TASK GOAL => Copy out the records line for line, beginning with the first record and ending with the line that contains "nav-item-bisnis[interactable]: BISNIS <box>369".

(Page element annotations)
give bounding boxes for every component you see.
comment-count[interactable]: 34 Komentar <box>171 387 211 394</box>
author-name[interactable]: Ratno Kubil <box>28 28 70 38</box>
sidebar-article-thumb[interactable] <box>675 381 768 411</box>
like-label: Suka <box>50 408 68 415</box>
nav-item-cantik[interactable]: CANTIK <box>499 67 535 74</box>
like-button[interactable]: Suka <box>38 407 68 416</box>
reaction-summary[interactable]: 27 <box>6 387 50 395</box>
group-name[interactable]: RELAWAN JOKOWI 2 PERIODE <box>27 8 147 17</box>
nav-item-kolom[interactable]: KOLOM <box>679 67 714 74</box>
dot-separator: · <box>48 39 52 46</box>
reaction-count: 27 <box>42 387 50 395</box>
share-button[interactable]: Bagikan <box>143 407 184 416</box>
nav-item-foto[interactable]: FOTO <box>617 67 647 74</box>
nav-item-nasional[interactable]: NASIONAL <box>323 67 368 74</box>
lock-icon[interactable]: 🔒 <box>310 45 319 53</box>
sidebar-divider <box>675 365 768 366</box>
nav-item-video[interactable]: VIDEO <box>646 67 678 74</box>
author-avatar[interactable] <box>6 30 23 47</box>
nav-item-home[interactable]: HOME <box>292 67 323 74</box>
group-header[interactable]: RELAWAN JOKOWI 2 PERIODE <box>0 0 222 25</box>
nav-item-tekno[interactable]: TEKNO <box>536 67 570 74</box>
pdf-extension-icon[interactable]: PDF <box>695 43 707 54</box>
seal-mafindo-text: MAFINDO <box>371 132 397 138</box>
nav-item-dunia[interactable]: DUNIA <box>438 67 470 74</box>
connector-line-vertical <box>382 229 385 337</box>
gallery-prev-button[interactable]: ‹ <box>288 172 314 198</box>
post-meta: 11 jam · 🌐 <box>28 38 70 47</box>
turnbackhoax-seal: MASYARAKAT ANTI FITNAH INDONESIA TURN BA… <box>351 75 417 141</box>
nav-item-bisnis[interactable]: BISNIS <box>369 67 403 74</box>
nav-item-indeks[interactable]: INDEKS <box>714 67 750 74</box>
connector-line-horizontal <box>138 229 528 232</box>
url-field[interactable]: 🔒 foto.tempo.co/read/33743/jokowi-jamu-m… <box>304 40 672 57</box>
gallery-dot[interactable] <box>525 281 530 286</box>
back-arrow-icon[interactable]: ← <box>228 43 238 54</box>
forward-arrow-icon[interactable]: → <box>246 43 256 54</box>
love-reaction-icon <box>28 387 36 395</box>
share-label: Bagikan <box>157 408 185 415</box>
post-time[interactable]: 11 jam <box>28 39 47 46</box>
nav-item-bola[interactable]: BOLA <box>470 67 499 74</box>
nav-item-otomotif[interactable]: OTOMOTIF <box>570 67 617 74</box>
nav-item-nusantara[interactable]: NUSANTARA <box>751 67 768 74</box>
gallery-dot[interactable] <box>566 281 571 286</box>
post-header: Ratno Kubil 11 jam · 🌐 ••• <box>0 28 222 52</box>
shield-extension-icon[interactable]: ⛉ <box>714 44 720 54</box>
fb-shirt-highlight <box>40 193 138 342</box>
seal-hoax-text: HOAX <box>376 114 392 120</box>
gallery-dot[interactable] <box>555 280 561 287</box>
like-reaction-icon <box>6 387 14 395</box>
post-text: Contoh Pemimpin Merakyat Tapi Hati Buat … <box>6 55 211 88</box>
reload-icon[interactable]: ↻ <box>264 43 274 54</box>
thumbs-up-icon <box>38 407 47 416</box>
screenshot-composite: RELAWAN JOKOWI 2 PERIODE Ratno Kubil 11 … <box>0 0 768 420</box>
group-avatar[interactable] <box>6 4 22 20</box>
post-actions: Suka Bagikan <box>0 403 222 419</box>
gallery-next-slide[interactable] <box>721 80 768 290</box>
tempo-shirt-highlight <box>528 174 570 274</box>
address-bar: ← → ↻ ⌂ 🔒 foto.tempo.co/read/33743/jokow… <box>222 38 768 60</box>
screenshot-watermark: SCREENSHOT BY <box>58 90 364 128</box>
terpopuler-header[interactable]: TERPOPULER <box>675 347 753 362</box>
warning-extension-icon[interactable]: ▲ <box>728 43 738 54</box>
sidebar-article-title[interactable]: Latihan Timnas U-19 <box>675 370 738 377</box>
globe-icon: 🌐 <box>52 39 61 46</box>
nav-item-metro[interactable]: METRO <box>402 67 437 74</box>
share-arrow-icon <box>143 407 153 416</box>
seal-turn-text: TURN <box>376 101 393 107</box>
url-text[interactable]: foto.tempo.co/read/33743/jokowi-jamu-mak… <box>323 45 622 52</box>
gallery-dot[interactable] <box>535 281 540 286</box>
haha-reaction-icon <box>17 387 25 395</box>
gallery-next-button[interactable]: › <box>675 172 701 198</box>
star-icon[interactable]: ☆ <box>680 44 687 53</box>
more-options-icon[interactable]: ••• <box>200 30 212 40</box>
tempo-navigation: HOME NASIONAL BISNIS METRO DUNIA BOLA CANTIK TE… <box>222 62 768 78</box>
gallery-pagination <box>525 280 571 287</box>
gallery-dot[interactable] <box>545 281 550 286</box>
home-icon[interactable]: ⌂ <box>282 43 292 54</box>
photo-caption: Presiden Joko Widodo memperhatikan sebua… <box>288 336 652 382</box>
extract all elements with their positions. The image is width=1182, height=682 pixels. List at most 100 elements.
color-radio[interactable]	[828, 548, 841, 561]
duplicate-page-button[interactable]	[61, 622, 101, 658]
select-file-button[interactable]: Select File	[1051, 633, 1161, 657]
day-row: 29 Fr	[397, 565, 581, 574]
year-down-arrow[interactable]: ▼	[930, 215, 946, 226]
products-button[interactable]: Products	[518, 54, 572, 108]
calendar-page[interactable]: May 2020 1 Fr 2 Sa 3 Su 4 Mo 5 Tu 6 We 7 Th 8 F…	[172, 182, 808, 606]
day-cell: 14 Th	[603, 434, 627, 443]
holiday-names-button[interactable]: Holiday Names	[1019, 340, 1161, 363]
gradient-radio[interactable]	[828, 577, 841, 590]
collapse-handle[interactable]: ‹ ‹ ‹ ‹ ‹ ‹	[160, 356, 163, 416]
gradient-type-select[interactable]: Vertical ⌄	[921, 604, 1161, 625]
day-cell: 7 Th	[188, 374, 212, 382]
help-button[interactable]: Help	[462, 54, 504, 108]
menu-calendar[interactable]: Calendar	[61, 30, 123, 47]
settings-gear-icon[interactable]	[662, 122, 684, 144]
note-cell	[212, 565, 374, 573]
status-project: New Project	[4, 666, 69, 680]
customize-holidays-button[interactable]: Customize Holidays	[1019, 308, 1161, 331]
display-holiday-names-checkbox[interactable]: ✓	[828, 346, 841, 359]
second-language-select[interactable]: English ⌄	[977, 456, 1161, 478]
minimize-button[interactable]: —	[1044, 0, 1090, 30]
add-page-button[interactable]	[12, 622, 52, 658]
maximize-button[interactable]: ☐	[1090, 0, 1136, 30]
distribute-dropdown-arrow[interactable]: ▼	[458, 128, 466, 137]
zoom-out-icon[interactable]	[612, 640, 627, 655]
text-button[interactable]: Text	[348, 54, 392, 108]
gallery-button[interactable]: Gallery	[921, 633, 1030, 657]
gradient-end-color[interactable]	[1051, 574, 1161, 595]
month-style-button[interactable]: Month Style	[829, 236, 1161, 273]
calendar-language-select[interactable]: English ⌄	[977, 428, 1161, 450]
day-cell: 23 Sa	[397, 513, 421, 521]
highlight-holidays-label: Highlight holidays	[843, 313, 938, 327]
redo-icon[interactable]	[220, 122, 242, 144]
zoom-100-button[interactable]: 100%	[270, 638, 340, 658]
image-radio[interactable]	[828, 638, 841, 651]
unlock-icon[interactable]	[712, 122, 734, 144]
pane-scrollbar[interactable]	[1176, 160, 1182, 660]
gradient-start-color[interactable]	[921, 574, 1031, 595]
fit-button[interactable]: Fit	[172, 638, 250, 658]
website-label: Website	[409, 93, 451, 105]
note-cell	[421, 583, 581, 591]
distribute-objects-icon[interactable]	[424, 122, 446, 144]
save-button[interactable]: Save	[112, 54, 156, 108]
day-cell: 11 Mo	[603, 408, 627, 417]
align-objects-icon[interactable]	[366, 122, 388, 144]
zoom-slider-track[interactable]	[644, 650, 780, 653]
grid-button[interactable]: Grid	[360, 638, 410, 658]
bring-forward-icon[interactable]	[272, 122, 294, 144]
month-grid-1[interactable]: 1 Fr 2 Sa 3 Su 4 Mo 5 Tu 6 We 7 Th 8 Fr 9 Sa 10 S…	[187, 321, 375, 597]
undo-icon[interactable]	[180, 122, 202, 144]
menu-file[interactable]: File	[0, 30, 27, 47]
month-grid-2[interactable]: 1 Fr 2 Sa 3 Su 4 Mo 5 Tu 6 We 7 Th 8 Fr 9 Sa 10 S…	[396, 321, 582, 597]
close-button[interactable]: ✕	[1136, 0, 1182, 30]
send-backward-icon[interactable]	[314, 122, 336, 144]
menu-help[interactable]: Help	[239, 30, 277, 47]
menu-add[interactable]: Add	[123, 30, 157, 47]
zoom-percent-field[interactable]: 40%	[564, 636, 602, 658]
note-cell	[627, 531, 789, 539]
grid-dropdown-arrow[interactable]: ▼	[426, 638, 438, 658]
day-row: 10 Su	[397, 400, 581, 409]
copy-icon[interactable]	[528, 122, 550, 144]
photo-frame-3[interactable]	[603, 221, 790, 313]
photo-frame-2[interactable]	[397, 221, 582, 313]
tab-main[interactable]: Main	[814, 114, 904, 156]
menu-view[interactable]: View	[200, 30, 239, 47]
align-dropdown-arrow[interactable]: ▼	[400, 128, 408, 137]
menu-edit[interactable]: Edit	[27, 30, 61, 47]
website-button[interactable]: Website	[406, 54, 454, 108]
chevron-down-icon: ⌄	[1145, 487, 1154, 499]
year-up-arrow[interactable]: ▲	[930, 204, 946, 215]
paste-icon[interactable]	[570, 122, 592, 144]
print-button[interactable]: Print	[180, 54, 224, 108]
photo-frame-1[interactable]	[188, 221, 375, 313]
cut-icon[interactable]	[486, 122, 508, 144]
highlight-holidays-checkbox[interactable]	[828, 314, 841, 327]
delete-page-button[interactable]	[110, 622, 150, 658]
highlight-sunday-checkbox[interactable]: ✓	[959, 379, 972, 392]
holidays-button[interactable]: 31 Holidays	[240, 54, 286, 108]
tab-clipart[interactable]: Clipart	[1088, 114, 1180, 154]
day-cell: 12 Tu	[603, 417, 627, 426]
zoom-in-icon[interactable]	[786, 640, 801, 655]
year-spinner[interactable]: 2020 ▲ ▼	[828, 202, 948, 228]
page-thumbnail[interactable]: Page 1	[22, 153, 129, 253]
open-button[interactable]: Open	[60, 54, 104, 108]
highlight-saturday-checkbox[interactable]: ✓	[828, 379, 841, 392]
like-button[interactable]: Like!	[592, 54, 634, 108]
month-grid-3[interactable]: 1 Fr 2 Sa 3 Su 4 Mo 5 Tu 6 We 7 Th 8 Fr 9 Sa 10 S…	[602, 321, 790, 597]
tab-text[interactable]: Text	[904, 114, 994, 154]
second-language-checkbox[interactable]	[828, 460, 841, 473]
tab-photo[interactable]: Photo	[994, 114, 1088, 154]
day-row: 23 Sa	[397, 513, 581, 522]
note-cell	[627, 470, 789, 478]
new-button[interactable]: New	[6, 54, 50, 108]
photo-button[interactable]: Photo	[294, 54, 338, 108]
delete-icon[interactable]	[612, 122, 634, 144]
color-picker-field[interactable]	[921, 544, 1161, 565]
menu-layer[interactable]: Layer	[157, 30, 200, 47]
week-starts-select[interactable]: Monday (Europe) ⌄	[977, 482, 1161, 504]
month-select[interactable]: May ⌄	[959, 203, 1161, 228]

CORRECT RESULT =>
give bounding boxes for every component you see.
comment-count[interactable]: 34 Komentar <box>171 387 211 394</box>
author-name[interactable]: Ratno Kubil <box>28 28 70 38</box>
sidebar-article-thumb[interactable] <box>675 381 768 411</box>
like-label: Suka <box>50 408 68 415</box>
nav-item-cantik[interactable]: CANTIK <box>499 67 535 74</box>
like-button[interactable]: Suka <box>38 407 68 416</box>
reaction-summary[interactable]: 27 <box>6 387 50 395</box>
group-name[interactable]: RELAWAN JOKOWI 2 PERIODE <box>27 8 147 17</box>
nav-item-kolom[interactable]: KOLOM <box>679 67 714 74</box>
dot-separator: · <box>48 39 52 46</box>
reaction-count: 27 <box>42 387 50 395</box>
share-button[interactable]: Bagikan <box>143 407 184 416</box>
nav-item-foto[interactable]: FOTO <box>617 67 647 74</box>
nav-item-nasional[interactable]: NASIONAL <box>323 67 368 74</box>
lock-icon[interactable]: 🔒 <box>310 45 319 53</box>
sidebar-divider <box>675 365 768 366</box>
nav-item-video[interactable]: VIDEO <box>646 67 678 74</box>
author-avatar[interactable] <box>6 30 23 47</box>
nav-item-home[interactable]: HOME <box>292 67 323 74</box>
group-header[interactable]: RELAWAN JOKOWI 2 PERIODE <box>0 0 222 25</box>
nav-item-tekno[interactable]: TEKNO <box>536 67 570 74</box>
pdf-extension-icon[interactable]: PDF <box>695 43 707 54</box>
seal-mafindo-text: MAFINDO <box>371 132 397 138</box>
nav-item-dunia[interactable]: DUNIA <box>438 67 470 74</box>
connector-line-vertical <box>382 229 385 337</box>
gallery-prev-button[interactable]: ‹ <box>288 172 314 198</box>
post-meta: 11 jam · 🌐 <box>28 38 70 47</box>
turnbackhoax-seal: MASYARAKAT ANTI FITNAH INDONESIA TURN BA… <box>351 75 417 141</box>
nav-item-bisnis[interactable]: BISNIS <box>369 67 403 74</box>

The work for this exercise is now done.